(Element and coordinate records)
* * * * * * *

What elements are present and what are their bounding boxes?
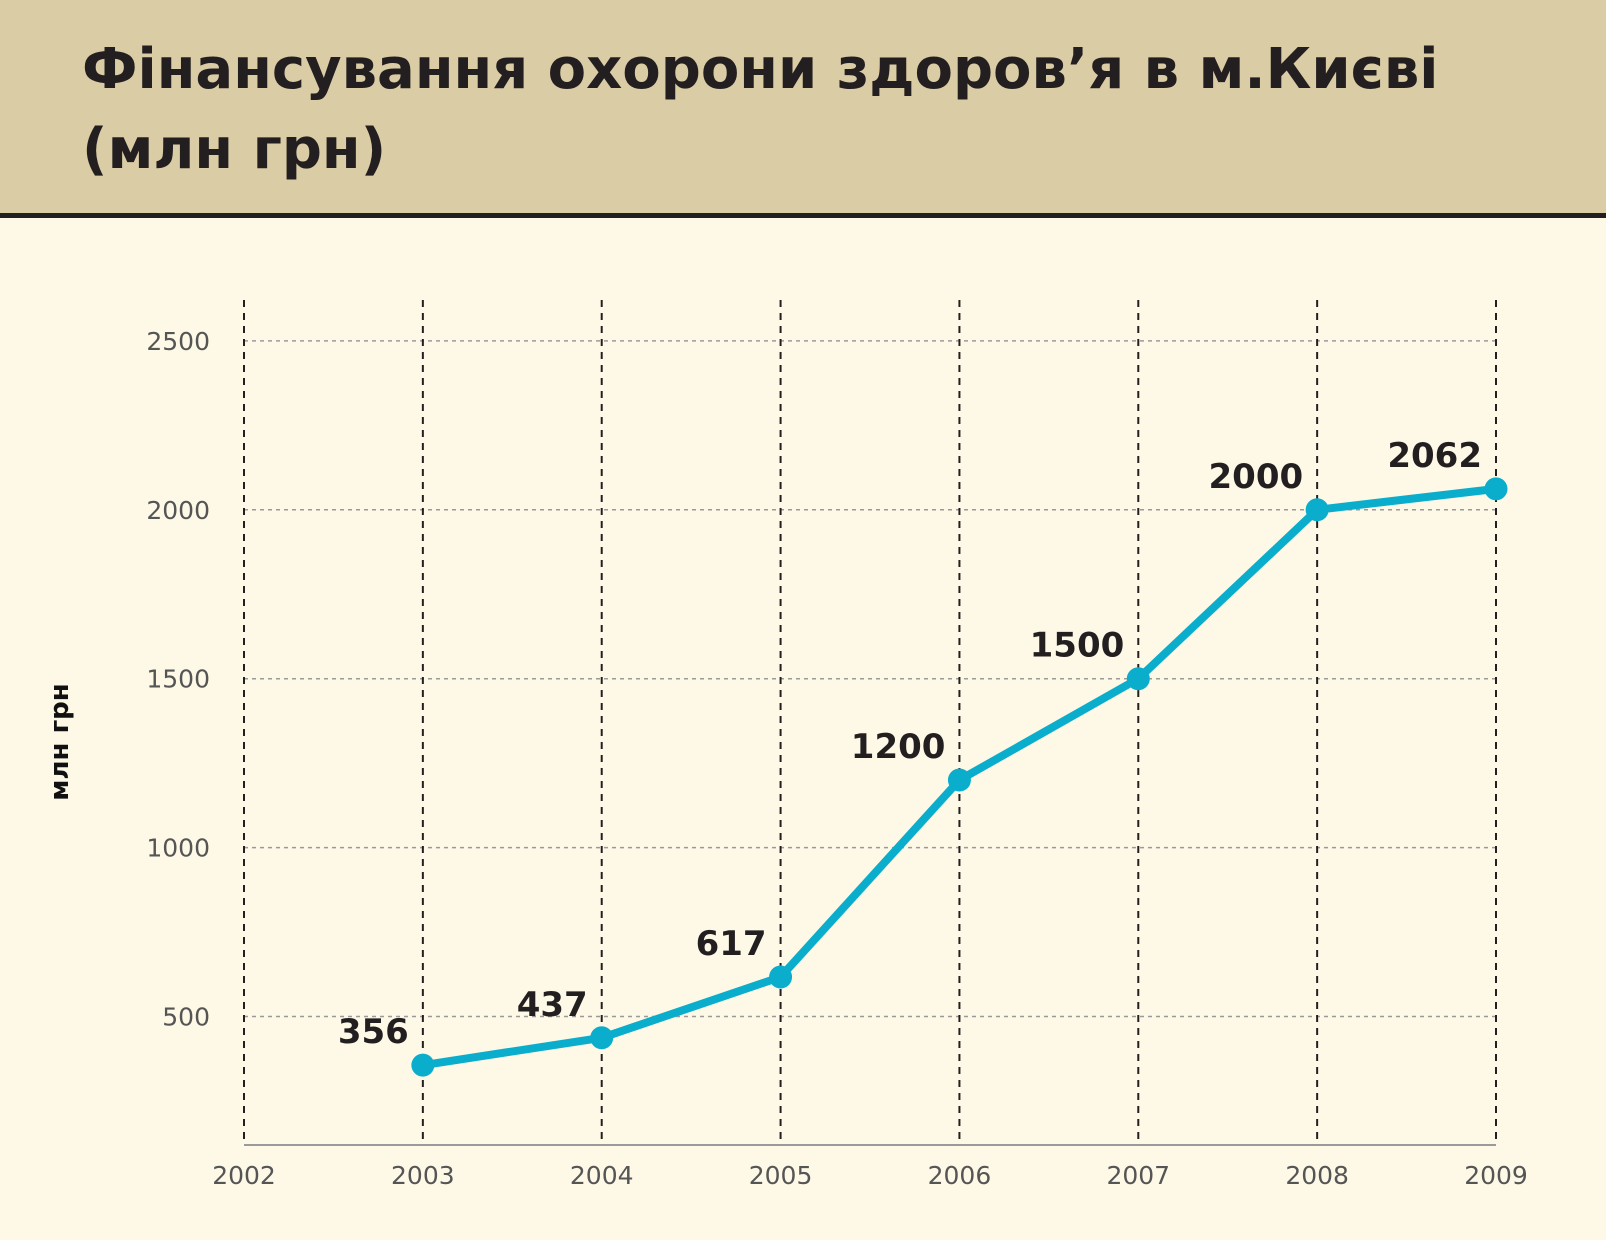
chart-title: Фінансування охорони здоров’я в м.Києві … [82,37,1439,182]
data-point [590,1026,614,1050]
y-tick-label: 2000 [146,496,210,525]
x-tick-label: 2004 [570,1161,634,1190]
data-label: 2000 [1209,457,1304,497]
data-point [1305,498,1329,522]
header-banner: Фінансування охорони здоров’я в м.Києві … [0,0,1606,218]
data-label: 1500 [1030,626,1125,666]
data-label: 2062 [1387,436,1482,476]
y-tick-label: 2500 [146,327,210,356]
x-tick-label: 2009 [1464,1161,1528,1190]
data-label: 356 [338,1012,409,1052]
data-point [411,1053,435,1077]
y-tick-label: 1500 [146,665,210,694]
data-point [1126,667,1150,691]
x-tick-label: 2007 [1106,1161,1170,1190]
data-point [1484,477,1508,501]
x-tick-label: 2005 [749,1161,813,1190]
x-tick-label: 2006 [928,1161,992,1190]
data-label: 1200 [851,727,946,767]
x-tick-label: 2003 [391,1161,455,1190]
data-label: 437 [517,985,588,1025]
data-point [769,965,793,989]
y-tick-label: 500 [162,1003,210,1032]
x-tick-label: 2002 [212,1161,276,1190]
y-tick-label: 1000 [146,834,210,863]
data-point [947,768,971,792]
x-tick-label: 2008 [1285,1161,1349,1190]
data-label: 617 [696,924,767,964]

* * * * * * *

# What is expected
Can you give the records again with "data-label" swapped for "value-label" everywhere it appears, leaving every other line unchanged and omitting the pictures?

# Solution to this task
What elements are present and what are their bounding boxes?
chart-title: Фінансування охорони здоров’я в м.Києві … [82,37,1439,182]
data-point [590,1026,614,1050]
y-tick-label: 2000 [146,496,210,525]
x-tick-label: 2004 [570,1161,634,1190]
value-label: 2000 [1209,457,1304,497]
data-point [1305,498,1329,522]
header-banner: Фінансування охорони здоров’я в м.Києві … [0,0,1606,218]
value-label: 1500 [1030,626,1125,666]
value-label: 2062 [1387,436,1482,476]
y-tick-label: 2500 [146,327,210,356]
x-tick-label: 2009 [1464,1161,1528,1190]
value-label: 356 [338,1012,409,1052]
data-point [411,1053,435,1077]
y-tick-label: 1500 [146,665,210,694]
data-point [1126,667,1150,691]
x-tick-label: 2007 [1106,1161,1170,1190]
data-point [1484,477,1508,501]
x-tick-label: 2005 [749,1161,813,1190]
x-tick-label: 2006 [928,1161,992,1190]
value-label: 1200 [851,727,946,767]
x-tick-label: 2003 [391,1161,455,1190]
value-label: 437 [517,985,588,1025]
data-point [769,965,793,989]
y-tick-label: 500 [162,1003,210,1032]
x-tick-label: 2002 [212,1161,276,1190]
y-tick-label: 1000 [146,834,210,863]
data-point [947,768,971,792]
x-tick-label: 2008 [1285,1161,1349,1190]
value-label: 617 [696,924,767,964]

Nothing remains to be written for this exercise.